## THE INPUT
>> Start
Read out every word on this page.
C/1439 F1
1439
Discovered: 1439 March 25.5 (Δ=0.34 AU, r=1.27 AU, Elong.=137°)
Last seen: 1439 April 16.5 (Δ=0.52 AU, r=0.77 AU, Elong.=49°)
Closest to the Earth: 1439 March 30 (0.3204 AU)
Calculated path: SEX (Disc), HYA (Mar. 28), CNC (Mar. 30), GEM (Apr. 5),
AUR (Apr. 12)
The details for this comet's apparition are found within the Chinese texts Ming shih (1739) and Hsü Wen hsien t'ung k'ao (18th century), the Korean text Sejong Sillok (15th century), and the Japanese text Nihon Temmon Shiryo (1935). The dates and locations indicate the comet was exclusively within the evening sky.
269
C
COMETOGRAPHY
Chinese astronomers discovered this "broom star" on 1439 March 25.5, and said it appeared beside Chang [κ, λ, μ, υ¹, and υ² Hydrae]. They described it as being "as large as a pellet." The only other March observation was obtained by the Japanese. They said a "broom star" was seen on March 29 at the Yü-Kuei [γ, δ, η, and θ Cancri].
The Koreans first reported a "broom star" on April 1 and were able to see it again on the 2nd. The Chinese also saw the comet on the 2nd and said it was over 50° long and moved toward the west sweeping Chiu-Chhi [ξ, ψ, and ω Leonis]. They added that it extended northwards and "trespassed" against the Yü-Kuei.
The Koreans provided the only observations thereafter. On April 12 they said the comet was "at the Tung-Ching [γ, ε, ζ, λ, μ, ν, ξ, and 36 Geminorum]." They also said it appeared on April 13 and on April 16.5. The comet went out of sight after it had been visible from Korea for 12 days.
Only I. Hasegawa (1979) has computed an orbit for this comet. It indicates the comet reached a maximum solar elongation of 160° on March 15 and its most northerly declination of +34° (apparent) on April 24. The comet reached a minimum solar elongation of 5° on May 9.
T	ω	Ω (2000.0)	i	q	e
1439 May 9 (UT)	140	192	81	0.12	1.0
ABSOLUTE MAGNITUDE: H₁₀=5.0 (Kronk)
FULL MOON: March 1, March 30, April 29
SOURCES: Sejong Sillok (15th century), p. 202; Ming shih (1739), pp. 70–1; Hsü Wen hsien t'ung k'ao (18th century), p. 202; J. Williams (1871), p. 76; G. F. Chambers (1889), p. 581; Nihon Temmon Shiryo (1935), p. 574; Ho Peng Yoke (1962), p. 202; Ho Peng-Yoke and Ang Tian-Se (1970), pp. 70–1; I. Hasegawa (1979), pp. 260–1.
>> End
## DO THIS
Check each line above for "They" and return the ones that have it.

## EXERCISE OUTPUT
Chinese astronomers discovered this "broom star" on 1439 March 25.5, and said it appeared beside Chang [κ, λ, μ, υ¹, and υ² Hydrae]. They described it as being "as large as a pellet." The only other March observation was obtained by the Japanese. They said a "broom star" was seen on March 29 at the Yü-Kuei [γ, δ, η, and θ Cancri].
The Koreans first reported a "broom star" on April 1 and were able to see it again on the 2nd. The Chinese also saw the comet on the 2nd and said it was over 50° long and moved toward the west sweeping Chiu-Chhi [ξ, ψ, and ω Leonis]. They added that it extended northwards and "trespassed" against the Yü-Kuei.
The Koreans provided the only observations thereafter. On April 12 they said the comet was "at the Tung-Ching [γ, ε, ζ, λ, μ, ν, ξ, and 36 Geminorum]." They also said it appeared on April 13 and on April 16.5. The comet went out of sight after it had been visible from Korea for 12 days.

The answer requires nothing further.